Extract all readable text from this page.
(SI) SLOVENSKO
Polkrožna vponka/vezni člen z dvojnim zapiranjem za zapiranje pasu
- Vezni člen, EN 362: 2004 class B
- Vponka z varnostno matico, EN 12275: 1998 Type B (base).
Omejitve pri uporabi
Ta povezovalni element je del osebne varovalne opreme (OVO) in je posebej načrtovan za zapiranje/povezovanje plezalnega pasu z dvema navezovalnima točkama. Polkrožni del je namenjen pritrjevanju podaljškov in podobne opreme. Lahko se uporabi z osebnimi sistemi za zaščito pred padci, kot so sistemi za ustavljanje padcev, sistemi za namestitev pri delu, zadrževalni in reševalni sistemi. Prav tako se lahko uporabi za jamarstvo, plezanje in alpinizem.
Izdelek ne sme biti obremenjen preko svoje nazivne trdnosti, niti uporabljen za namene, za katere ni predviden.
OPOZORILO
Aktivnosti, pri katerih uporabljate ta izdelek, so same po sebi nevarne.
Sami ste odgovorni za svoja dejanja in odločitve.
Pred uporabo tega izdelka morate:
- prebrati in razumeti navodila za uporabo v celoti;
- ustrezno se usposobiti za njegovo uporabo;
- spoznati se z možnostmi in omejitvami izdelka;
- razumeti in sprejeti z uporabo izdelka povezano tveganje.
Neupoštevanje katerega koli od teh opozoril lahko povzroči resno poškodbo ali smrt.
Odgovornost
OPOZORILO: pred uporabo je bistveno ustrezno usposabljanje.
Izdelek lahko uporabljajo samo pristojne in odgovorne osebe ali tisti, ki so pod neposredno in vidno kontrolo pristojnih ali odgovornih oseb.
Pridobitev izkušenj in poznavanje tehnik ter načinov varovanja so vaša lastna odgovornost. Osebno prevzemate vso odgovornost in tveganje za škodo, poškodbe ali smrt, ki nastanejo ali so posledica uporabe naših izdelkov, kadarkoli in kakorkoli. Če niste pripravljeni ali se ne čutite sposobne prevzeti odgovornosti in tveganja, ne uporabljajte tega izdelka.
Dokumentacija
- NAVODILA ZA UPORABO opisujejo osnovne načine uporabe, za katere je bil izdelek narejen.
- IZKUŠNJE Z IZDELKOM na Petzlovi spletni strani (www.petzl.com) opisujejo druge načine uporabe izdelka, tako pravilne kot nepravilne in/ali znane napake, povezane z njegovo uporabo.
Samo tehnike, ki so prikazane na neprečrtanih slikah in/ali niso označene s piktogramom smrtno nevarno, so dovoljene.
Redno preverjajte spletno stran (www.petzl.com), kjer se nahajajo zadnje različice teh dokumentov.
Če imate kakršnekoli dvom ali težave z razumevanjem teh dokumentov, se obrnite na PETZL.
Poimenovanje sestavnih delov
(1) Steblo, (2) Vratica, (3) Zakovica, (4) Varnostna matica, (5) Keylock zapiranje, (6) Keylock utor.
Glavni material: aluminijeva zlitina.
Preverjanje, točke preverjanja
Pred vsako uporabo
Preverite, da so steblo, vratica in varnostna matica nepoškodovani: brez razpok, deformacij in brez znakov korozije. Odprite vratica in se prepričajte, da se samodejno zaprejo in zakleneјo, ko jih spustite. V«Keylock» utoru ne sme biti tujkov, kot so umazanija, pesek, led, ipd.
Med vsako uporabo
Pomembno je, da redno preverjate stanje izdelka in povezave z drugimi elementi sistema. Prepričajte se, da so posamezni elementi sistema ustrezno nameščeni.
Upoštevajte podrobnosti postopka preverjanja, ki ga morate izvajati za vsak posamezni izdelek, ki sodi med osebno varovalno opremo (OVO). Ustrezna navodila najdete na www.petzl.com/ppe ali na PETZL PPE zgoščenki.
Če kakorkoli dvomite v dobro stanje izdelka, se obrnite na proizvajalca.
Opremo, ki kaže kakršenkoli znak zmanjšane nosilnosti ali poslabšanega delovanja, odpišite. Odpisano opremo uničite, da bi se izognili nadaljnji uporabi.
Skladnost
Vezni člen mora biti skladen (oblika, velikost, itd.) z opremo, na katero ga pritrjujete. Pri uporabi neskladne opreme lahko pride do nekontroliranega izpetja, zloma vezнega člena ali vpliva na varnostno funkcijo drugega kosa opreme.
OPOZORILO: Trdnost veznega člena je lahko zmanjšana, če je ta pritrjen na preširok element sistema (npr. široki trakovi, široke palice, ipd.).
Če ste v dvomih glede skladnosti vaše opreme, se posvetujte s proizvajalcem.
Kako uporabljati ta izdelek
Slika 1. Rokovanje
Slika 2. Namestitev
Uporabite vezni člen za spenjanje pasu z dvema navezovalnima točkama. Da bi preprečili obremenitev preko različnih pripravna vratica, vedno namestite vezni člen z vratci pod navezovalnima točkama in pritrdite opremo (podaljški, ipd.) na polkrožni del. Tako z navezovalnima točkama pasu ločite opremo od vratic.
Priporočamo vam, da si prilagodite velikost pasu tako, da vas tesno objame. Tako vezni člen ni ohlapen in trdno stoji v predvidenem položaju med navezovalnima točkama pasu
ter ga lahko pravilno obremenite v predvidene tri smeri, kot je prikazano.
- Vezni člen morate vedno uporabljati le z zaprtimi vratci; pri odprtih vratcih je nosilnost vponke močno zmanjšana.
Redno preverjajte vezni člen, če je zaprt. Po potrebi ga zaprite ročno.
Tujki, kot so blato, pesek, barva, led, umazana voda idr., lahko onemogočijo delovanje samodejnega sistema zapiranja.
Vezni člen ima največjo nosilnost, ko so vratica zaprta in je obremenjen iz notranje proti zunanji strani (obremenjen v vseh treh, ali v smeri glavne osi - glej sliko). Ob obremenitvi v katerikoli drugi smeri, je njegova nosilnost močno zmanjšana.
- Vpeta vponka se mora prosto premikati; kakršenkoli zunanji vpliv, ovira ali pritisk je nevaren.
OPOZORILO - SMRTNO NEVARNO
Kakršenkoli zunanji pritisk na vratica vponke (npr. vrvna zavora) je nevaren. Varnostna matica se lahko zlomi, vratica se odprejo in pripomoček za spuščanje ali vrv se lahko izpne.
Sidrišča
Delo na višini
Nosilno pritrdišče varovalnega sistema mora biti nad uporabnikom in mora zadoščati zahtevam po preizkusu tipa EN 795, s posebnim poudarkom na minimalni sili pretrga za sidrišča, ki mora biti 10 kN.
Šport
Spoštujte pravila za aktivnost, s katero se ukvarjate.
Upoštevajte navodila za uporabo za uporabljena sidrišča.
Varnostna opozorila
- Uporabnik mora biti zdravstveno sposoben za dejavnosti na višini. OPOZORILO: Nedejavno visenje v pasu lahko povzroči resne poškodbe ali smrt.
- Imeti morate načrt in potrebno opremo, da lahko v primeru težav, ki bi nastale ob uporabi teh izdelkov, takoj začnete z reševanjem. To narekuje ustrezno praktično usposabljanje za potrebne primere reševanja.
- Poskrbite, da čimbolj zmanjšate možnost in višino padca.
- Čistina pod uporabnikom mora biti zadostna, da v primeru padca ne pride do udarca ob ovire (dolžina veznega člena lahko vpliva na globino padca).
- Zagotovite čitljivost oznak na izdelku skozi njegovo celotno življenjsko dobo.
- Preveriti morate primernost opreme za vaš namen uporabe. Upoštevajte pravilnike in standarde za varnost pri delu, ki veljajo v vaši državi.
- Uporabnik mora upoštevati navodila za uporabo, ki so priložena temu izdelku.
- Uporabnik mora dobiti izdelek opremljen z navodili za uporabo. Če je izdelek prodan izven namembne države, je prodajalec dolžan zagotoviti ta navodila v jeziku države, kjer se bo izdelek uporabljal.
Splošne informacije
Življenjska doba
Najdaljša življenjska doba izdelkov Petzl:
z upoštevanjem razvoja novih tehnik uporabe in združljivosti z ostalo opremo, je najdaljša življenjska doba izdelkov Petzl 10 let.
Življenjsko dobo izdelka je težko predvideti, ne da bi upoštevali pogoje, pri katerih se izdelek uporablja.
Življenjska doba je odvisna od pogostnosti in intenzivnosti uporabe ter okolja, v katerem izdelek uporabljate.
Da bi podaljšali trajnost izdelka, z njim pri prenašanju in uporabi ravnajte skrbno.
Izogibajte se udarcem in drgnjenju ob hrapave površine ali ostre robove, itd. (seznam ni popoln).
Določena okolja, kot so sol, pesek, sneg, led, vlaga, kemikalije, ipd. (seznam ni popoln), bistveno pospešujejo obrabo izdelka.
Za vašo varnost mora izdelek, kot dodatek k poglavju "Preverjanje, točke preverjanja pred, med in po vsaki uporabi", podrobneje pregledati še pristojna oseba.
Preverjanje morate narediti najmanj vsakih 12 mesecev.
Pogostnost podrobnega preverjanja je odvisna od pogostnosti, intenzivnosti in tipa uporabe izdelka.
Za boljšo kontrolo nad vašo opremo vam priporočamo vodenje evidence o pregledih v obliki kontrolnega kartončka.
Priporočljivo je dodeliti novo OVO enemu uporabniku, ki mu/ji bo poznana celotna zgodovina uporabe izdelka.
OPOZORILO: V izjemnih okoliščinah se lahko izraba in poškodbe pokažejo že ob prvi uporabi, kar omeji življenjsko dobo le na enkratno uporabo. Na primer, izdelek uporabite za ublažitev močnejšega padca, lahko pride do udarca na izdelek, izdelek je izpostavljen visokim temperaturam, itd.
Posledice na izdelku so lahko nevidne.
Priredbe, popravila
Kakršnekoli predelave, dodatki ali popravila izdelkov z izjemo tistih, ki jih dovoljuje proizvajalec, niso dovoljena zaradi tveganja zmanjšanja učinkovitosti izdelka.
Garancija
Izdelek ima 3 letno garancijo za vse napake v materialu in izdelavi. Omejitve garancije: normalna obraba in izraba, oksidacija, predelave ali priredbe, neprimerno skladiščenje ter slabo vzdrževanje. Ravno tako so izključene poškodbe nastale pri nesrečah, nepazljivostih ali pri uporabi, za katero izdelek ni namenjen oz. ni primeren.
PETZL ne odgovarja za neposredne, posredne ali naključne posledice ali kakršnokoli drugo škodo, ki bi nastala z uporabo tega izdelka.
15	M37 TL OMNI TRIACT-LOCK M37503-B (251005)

+ + +

Filter the listing above by the word "popoln"; copy each line that passes.

Izogibajte se udarcem in drgnjenju ob hrapave površine ali ostre robove, itd. (seznam ni popoln).
Določena okolja, kot so sol, pesek, sneg, led, vlaga, kemikalije, ipd. (seznam ni popoln), bistveno pospešujejo obrabo izdelka.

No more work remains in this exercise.